═════ PROVIDED MATERIAL

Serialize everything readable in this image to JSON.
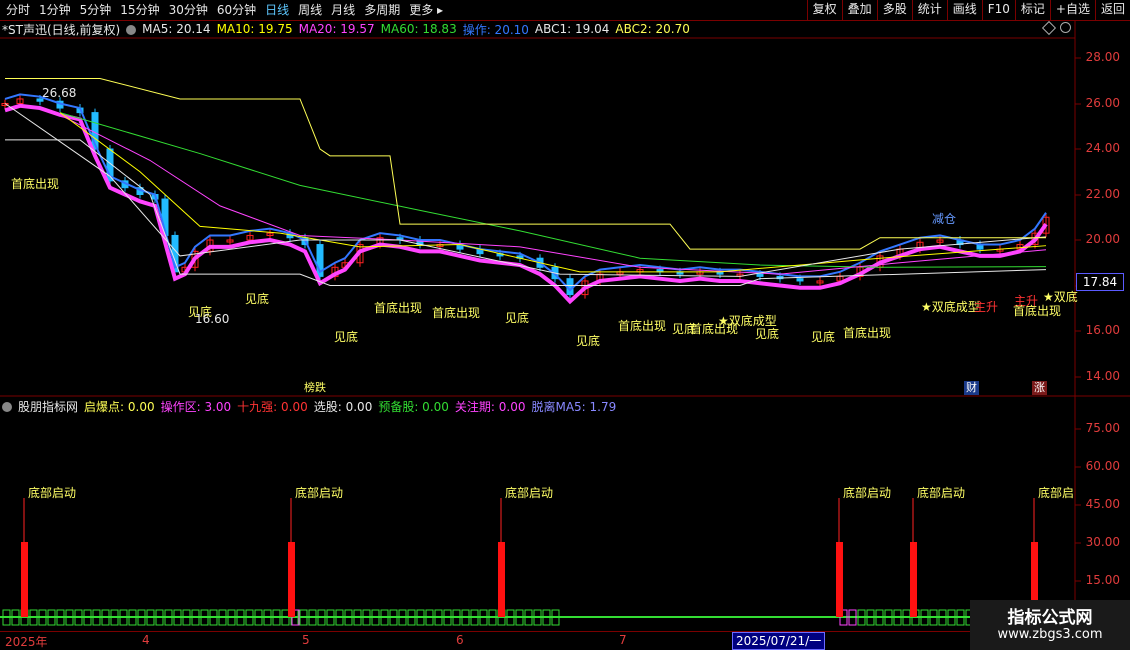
{
  "toolbar": {
    "periods": [
      "分时",
      "1分钟",
      "5分钟",
      "15分钟",
      "30分钟",
      "60分钟",
      "日线",
      "周线",
      "月线",
      "多周期",
      "更多 ▸"
    ],
    "active_period": "日线",
    "buttons": [
      "复权",
      "叠加",
      "多股",
      "统计",
      "画线",
      "F10",
      "标记",
      "+自选",
      "返回"
    ]
  },
  "main_legend": {
    "title": "*ST声迅(日线,前复权)",
    "items": [
      {
        "label": "MA5: 20.14",
        "color": "#e8e8e8"
      },
      {
        "label": "MA10: 19.75",
        "color": "#ffff00"
      },
      {
        "label": "MA20: 19.57",
        "color": "#ff44ff"
      },
      {
        "label": "MA60: 18.83",
        "color": "#33dd33"
      },
      {
        "label": "操作: 20.10",
        "color": "#3377ff"
      },
      {
        "label": "ABC1: 19.04",
        "color": "#e8e8e8"
      },
      {
        "label": "ABC2: 20.70",
        "color": "#ffff55"
      }
    ]
  },
  "price_axis": [
    "28.00",
    "26.00",
    "24.00",
    "22.00",
    "20.00",
    "18.00",
    "16.00",
    "14.00"
  ],
  "price_marker": "17.84",
  "high_label": "26.68",
  "low_label": "16.60",
  "main_annotations": [
    {
      "text": "首底出现",
      "color": "#ffff66"
    },
    {
      "text": "见底",
      "color": "#ffff66"
    },
    {
      "text": "见底",
      "color": "#ffff66"
    },
    {
      "text": "见底",
      "color": "#ffff66"
    },
    {
      "text": "首底出现",
      "color": "#ffff66"
    },
    {
      "text": "首底出现",
      "color": "#ffff66"
    },
    {
      "text": "见底",
      "color": "#ffff66"
    },
    {
      "text": "见底",
      "color": "#ffff66"
    },
    {
      "text": "首底出现",
      "color": "#ffff66"
    },
    {
      "text": "见底",
      "color": "#ffff66"
    },
    {
      "text": "首底出现",
      "color": "#ffff66"
    },
    {
      "text": "★双底成型",
      "color": "#ffff66"
    },
    {
      "text": "见底",
      "color": "#ffff66"
    },
    {
      "text": "见底",
      "color": "#ffff66"
    },
    {
      "text": "首底出现",
      "color": "#ffff66"
    },
    {
      "text": "减仓",
      "color": "#6699ff"
    },
    {
      "text": "★双底成型",
      "color": "#ffff66"
    },
    {
      "text": "主升",
      "color": "#ff3333"
    },
    {
      "text": "主升",
      "color": "#ff3333"
    },
    {
      "text": "★双底",
      "color": "#ffff66"
    },
    {
      "text": "首底出现",
      "color": "#ffff66"
    }
  ],
  "badges": {
    "rank": "榜跌",
    "cai": "财",
    "zhang": "涨"
  },
  "sub_legend": {
    "title": "股朋指标网",
    "items": [
      {
        "label": "启爆点: 0.00",
        "color": "#ffff55"
      },
      {
        "label": "操作区: 3.00",
        "color": "#ff44ff"
      },
      {
        "label": "十九强: 0.00",
        "color": "#ff3333"
      },
      {
        "label": "选股: 0.00",
        "color": "#e8e8e8"
      },
      {
        "label": "预备股: 0.00",
        "color": "#33dd33"
      },
      {
        "label": "关注期: 0.00",
        "color": "#ff44ff"
      },
      {
        "label": "脱离MA5: 1.79",
        "color": "#8888ff"
      }
    ]
  },
  "sub_axis": [
    "75.00",
    "60.00",
    "45.00",
    "30.00",
    "15.00"
  ],
  "signal_labels": [
    "底部启动",
    "底部启动",
    "底部启动",
    "底部启动",
    "底部启动",
    "底部启"
  ],
  "date_axis": [
    "2025年",
    "4",
    "5",
    "6",
    "7"
  ],
  "date_cursor": "2025/07/21/一",
  "watermark": {
    "title": "指标公式网",
    "url": "www.zbgs3.com"
  },
  "colors": {
    "up": "#ff2222",
    "down": "#22bbff",
    "grid": "#7a0000"
  }
}
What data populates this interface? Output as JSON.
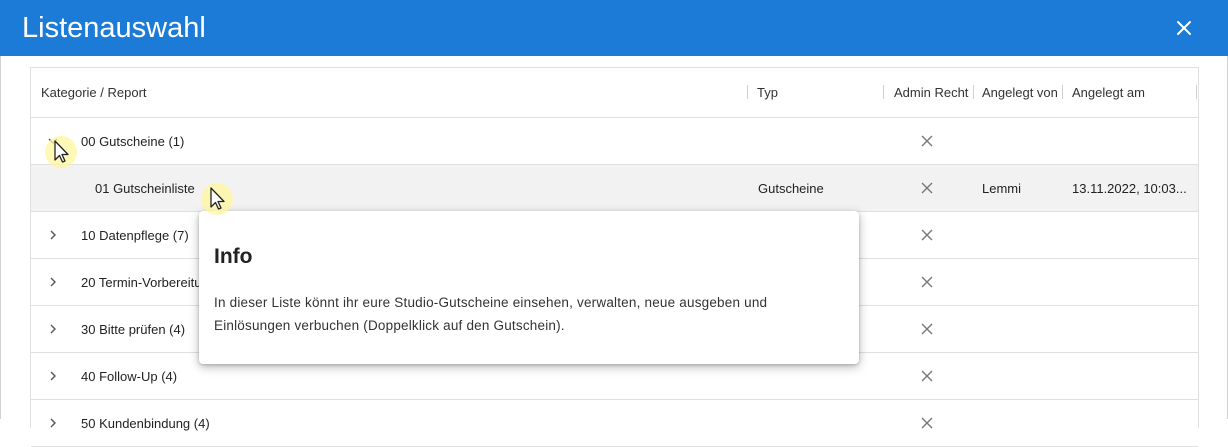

══════════

__TASK STATEMENT__: Write the records above out again exactly, with no pictures in your copy.

__WRITTEN REPLY__:
Serialize everything readable in this image to JSON.
{
  "toolbar": {
    "periods": [
      "分时",
      "1分钟",
      "5分钟",
      "15分钟",
      "30分钟",
      "60分钟",
      "日线",
      "周线",
      "月线",
      "多周期",
      "更多 ▸"
    ],
    "active_period": "日线",
    "buttons": [
      "复权",
      "叠加",
      "多股",
      "统计",
      "画线",
      "F10",
      "标记",
      "+自选",
      "返回"
    ]
  },
  "main_legend": {
    "title": "*ST声迅(日线,前复权)",
    "items": [
      {
        "label": "MA5: 20.14",
        "color": "#e8e8e8"
      },
      {
        "label": "MA10: 19.75",
        "color": "#ffff00"
      },
      {
        "label": "MA20: 19.57",
        "color": "#ff44ff"
      },
      {
        "label": "MA60: 18.83",
        "color": "#33dd33"
      },
      {
        "label": "操作: 20.10",
        "color": "#3377ff"
      },
      {
        "label": "ABC1: 19.04",
        "color": "#e8e8e8"
      },
      {
        "label": "ABC2: 20.70",
        "color": "#ffff55"
      }
    ]
  },
  "price_axis": [
    "28.00",
    "26.00",
    "24.00",
    "22.00",
    "20.00",
    "18.00",
    "16.00",
    "14.00"
  ],
  "price_marker": "17.84",
  "high_label": "26.68",
  "low_label": "16.60",
  "main_annotations": [
    {
      "text": "首底出现",
      "color": "#ffff66"
    },
    {
      "text": "见底",
      "color": "#ffff66"
    },
    {
      "text": "见底",
      "color": "#ffff66"
    },
    {
      "text": "见底",
      "color": "#ffff66"
    },
    {
      "text": "首底出现",
      "color": "#ffff66"
    },
    {
      "text": "首底出现",
      "color": "#ffff66"
    },
    {
      "text": "见底",
      "color": "#ffff66"
    },
    {
      "text": "见底",
      "color": "#ffff66"
    },
    {
      "text": "首底出现",
      "color": "#ffff66"
    },
    {
      "text": "见底",
      "color": "#ffff66"
    },
    {
      "text": "首底出现",
      "color": "#ffff66"
    },
    {
      "text": "★双底成型",
      "color": "#ffff66"
    },
    {
      "text": "见底",
      "color": "#ffff66"
    },
    {
      "text": "见底",
      "color": "#ffff66"
    },
    {
      "text": "首底出现",
      "color": "#ffff66"
    },
    {
      "text": "减仓",
      "color": "#6699ff"
    },
    {
      "text": "★双底成型",
      "color": "#ffff66"
    },
    {
      "text": "主升",
      "color": "#ff3333"
    },
    {
      "text": "主升",
      "color": "#ff3333"
    },
    {
      "text": "★双底",
      "color": "#ffff66"
    },
    {
      "text": "首底出现",
      "color": "#ffff66"
    }
  ],
  "badges": {
    "rank": "榜跌",
    "cai": "财",
    "zhang": "涨"
  },
  "sub_legend": {
    "title": "股朋指标网",
    "items": [
      {
        "label": "启爆点: 0.00",
        "color": "#ffff55"
      },
      {
        "label": "操作区: 3.00",
        "color": "#ff44ff"
      },
      {
        "label": "十九强: 0.00",
        "color": "#ff3333"
      },
      {
        "label": "选股: 0.00",
        "color": "#e8e8e8"
      },
      {
        "label": "预备股: 0.00",
        "color": "#33dd33"
      },
      {
        "label": "关注期: 0.00",
        "color": "#ff44ff"
      },
      {
        "label": "脱离MA5: 1.79",
        "color": "#8888ff"
      }
    ]
  },
  "sub_axis": [
    "75.00",
    "60.00",
    "45.00",
    "30.00",
    "15.00"
  ],
  "signal_labels": [
    "底部启动",
    "底部启动",
    "底部启动",
    "底部启动",
    "底部启动",
    "底部启"
  ],
  "date_axis": [
    "2025年",
    "4",
    "5",
    "6",
    "7"
  ],
  "date_cursor": "2025/07/21/一",
  "watermark": {
    "title": "指标公式网",
    "url": "www.zbgs3.com"
  },
  "colors": {
    "up": "#ff2222",
    "down": "#22bbff",
    "grid": "#7a0000"
  }
}
What data populates this interface? Output as JSON.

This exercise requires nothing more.